Work to do: Every line that holds the string "JSON" is to be identified and copied.

=== Data in this exercise ===

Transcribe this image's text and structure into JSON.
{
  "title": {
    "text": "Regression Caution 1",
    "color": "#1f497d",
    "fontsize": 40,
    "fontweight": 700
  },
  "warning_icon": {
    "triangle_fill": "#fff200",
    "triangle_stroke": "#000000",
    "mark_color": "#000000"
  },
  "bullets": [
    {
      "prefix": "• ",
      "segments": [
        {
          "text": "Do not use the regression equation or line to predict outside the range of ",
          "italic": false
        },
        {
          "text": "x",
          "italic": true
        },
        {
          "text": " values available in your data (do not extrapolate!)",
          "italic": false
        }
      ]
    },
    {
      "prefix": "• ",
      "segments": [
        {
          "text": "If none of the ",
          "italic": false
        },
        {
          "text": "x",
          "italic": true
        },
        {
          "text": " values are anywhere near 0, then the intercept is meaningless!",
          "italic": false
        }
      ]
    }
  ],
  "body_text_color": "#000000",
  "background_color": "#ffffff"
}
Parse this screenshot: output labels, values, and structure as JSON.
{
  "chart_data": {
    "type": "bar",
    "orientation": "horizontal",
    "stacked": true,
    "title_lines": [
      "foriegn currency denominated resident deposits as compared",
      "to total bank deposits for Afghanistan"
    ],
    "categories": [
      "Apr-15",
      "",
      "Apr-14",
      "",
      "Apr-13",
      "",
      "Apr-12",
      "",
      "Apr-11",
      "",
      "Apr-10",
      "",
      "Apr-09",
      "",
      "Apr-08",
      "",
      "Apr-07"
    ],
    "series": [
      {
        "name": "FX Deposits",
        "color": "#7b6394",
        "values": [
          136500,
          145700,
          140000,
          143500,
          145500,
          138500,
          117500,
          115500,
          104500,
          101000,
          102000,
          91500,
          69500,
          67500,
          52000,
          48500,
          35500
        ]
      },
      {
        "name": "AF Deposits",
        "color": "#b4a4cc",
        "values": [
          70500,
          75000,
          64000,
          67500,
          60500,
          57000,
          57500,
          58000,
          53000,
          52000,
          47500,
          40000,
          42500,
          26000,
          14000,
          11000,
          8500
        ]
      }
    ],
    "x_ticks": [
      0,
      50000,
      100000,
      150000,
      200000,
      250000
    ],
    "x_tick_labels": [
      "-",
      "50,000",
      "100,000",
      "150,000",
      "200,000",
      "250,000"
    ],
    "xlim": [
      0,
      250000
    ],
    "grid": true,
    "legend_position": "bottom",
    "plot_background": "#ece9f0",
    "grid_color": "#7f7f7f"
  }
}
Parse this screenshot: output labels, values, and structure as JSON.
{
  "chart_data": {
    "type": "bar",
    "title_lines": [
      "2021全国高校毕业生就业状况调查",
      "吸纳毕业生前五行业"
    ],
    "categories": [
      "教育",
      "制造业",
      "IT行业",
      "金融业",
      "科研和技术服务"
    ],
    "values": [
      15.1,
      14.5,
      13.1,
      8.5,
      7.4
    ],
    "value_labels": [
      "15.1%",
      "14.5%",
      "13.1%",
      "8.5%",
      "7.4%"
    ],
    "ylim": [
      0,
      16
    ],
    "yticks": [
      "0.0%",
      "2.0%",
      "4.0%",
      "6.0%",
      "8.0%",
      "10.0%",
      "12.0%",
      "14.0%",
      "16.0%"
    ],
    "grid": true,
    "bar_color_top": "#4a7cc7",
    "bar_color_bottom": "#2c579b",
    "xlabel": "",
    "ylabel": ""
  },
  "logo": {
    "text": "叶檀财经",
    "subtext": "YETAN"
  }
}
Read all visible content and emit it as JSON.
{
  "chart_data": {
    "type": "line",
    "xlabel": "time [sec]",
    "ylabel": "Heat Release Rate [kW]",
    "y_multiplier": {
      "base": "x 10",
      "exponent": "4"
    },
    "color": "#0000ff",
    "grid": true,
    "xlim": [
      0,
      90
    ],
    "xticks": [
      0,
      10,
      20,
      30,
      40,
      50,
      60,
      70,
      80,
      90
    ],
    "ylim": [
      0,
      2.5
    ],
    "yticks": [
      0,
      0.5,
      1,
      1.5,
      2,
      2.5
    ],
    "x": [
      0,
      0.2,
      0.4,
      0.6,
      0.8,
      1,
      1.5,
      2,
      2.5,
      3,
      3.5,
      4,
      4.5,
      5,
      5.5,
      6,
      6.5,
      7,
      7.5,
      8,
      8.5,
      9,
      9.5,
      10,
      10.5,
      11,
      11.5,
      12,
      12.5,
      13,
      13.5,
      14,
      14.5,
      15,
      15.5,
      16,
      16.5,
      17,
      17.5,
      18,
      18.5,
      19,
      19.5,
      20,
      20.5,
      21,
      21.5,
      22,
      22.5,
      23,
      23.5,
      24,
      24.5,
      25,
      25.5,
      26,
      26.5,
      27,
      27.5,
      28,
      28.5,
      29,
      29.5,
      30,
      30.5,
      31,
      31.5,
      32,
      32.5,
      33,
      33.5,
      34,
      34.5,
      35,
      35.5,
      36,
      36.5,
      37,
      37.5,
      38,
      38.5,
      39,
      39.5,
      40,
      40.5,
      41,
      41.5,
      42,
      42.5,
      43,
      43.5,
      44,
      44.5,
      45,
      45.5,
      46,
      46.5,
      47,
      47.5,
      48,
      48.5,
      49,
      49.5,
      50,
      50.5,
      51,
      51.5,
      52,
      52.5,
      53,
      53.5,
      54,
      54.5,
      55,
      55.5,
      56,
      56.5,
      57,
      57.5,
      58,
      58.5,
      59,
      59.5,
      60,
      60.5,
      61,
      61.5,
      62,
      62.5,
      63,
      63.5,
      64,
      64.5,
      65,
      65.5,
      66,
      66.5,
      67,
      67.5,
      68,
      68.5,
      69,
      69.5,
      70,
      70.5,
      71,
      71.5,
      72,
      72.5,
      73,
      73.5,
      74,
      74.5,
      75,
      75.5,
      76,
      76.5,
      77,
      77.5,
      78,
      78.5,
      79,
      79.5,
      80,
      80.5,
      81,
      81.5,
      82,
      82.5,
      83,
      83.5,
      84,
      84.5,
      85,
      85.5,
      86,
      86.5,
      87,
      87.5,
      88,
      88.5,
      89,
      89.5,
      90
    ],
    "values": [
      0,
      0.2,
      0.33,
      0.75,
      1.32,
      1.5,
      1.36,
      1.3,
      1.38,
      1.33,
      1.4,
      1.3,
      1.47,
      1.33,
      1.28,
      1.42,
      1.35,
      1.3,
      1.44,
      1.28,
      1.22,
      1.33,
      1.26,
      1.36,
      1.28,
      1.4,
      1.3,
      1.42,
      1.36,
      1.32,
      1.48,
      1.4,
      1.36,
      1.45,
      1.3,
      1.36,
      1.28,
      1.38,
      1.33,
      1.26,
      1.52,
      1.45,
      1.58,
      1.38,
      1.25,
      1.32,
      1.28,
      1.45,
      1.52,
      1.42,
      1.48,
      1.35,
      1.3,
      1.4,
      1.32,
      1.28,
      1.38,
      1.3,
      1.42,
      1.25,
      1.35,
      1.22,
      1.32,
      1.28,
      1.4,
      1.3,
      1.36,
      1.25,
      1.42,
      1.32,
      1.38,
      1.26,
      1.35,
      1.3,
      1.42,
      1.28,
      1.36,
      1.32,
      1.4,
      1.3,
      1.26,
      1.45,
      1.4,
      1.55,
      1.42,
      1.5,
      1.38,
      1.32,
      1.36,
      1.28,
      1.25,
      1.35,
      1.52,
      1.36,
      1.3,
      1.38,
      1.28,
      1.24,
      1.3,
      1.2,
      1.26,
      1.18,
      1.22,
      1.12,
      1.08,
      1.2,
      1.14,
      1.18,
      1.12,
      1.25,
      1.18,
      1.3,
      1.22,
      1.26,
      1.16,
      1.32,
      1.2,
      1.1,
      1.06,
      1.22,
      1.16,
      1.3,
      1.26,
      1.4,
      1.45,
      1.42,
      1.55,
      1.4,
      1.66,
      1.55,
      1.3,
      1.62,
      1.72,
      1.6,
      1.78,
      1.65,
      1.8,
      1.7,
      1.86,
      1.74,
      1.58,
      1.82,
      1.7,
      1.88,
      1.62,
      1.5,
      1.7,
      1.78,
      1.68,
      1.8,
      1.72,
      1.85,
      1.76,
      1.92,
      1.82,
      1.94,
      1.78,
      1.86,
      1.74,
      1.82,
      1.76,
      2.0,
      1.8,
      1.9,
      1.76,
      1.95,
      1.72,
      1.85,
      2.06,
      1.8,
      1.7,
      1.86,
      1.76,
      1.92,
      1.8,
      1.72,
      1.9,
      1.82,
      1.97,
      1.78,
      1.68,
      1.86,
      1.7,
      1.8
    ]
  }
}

===

Result:
Transcribe this image's text and structure into JSON.
Parse this screenshot: output labels, values, and structure as JSON.
Parse this screenshot: output labels, values, and structure as JSON.
Read all visible content and emit it as JSON.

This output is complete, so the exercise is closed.